**Stated task**
From the listing below, work out how many lines contain "text". Reply with that number only.
── Data in this exercise
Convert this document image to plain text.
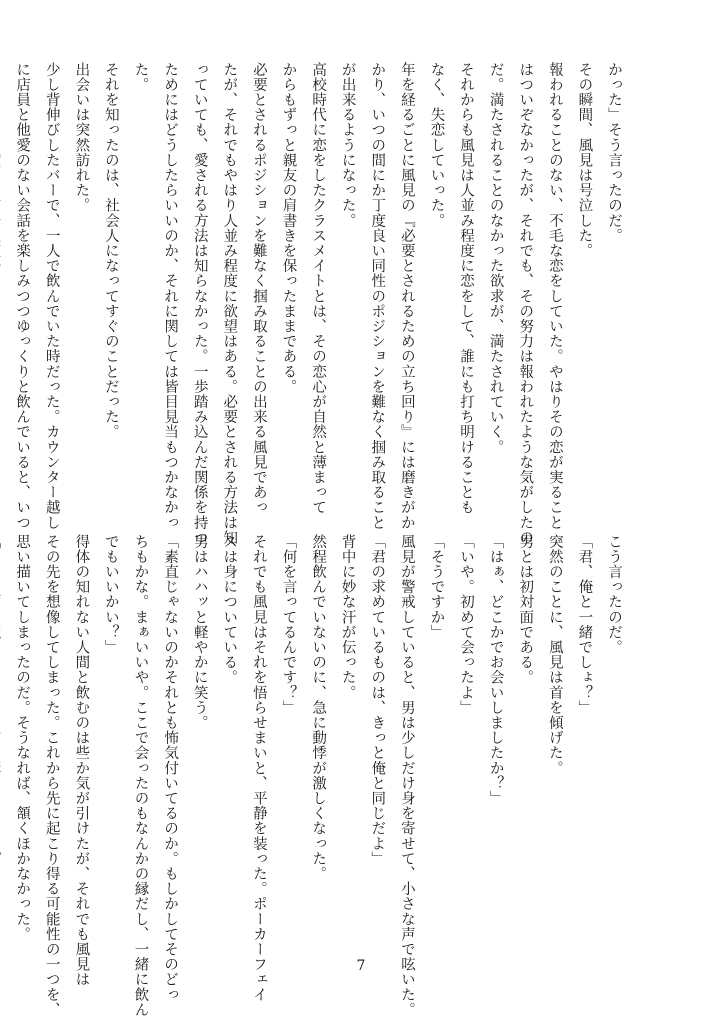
かった」そう言ったのだ。
その瞬間、風見は号泣した。
報われることのない、不毛な恋をしていた。やはりその恋が実ること
はついぞなかったが、それでも、その努力は報われたような気がしたの
だ。満たされることのなかった欲求が、満たされていく。
それからも風見は人並み程度に恋をして、誰にも打ち明けることも
なく、失恋していった。
年を経るごとに風見の『必要とされるための立ち回り』には磨きがか
かり、いつの間にか丁度良い同性のポジションを難なく掴み取ること
が出来るようになった。
高校時代に恋をしたクラスメイトとは、その恋心が自然と薄まって
からもずっと親友の肩書きを保ったままである。
必要とされるポジションを難なく掴み取ることの出来る風見であっ
たが、それでもやはり人並み程度に欲望はある。必要とされる方法は知
っていても、愛される方法は知らなかった。一歩踏み込んだ関係を持つ
ためにはどうしたらいいのか、それに関しては皆目見当もつかなかっ
た。
それを知ったのは、社会人になってすぐのことだった。
出会いは突然訪れた。
少し背伸びしたバーで、一人で飲んでいた時だった。カウンター越し
に店員と他愛のない会話を楽しみつつゆっくりと飲んでいると、いつ
こう言ったのだ。
「君、俺と一緒でしょ？」
突然のことに、風見は首を傾げた。
男とは初対面である。
「はぁ、どこかでお会いしましたか？」
「いや。初めて会ったよ」
「そうですか」
風見が警戒していると、男は少しだけ身を寄せて、小さな声で呟いた。
「君の求めているものは、きっと俺と同じだよ」
背中に妙な汗が伝った。
然程飲んでいないのに、急に動悸が激しくなった。
「何を言ってるんです？」
それでも風見はそれを悟らせまいと、平静を装った。ポーカーフェイ
スは身についている。
男はハハッと軽やかに笑う。
「素直じゃないのかそれとも怖気付いてるのか。もしかしてそのどっ
ちもかな。まぁいいや。ここで会ったのもなんかの縁だし、一緒に飲ん
でもいいかい？」
得体の知れない人間と飲むのは些か気が引けたが、それでも風見は
その先を想像してしまった。これから先に起こり得る可能性の一つを、
思い描いてしまったのだ。そうなれば、頷くほかなかった。
7
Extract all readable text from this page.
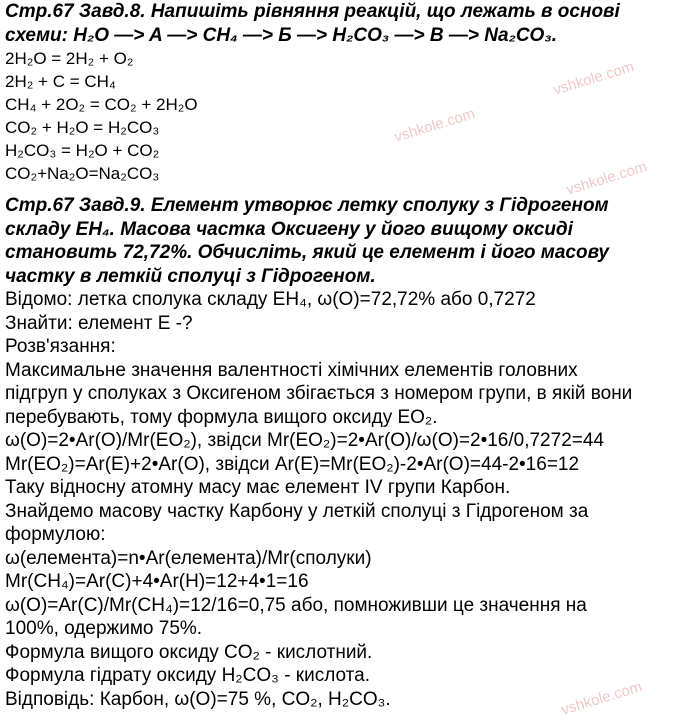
vshkole.com
vshkole.com
vshkole.com
vshkole.com
Стр.67 Завд.8. Напишіть рівняння реакцій, що лежать в основі
схеми: H₂O —> A —> CH₄ —> Б —> H₂CO₃ —> B —> Na₂CO₃.
2H₂O = 2H₂ + O₂
2H₂ + C = CH₄
CH₄ + 2O₂ = CO₂ + 2H₂O
CO₂ + H₂O = H₂CO₃
H₂CO₃ = H₂O + CO₂
CO₂+Na₂O=Na₂CO₃
Стр.67 Завд.9. Елемент утворює летку сполуку з Гідрогеном
складу ЕН₄. Масова частка Оксигену у його вищому оксиді
становить 72,72%. Обчисліть, який це елемент і його масову
частку в леткій сполуці з Гідрогеном.
Відомо: летка сполука складу ЕН₄, ω(O)=72,72% або 0,7272
Знайти: елемент Е -?
Розв'язання:
Максимальне значення валентності хімічних елементів головних
підгруп у сполуках з Оксигеном збігається з номером групи, в якій вони
перебувають, тому формула вищого оксиду ЕО₂.
ω(O)=2•Ar(O)/Mr(EO₂), звідси Mr(EO₂)=2•Ar(O)/ω(O)=2•16/0,7272=44
Mr(EO₂)=Ar(E)+2•Ar(O), звідси Ar(E)=Mr(EO₂)-2•Ar(O)=44-2•16=12
Таку відносну атомну масу має елемент IV групи Карбон.
Знайдемо масову частку Карбону у леткій сполуці з Гідрогеном за
формулою:
ω(елемента)=n•Ar(елемента)/Mr(сполуки)
Mr(CH₄)=Ar(C)+4•Ar(H)=12+4•1=16
ω(O)=Ar(C)/Mr(CH₄)=12/16=0,75 або, помноживши це значення на
100%, одержимо 75%.
Формула вищого оксиду CO₂ - кислотний.
Формула гідрату оксиду H₂CO₃ - кислота.
Відповідь: Карбон, ω(O)=75 %, CO₂, H₂CO₃.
────
**The response**
2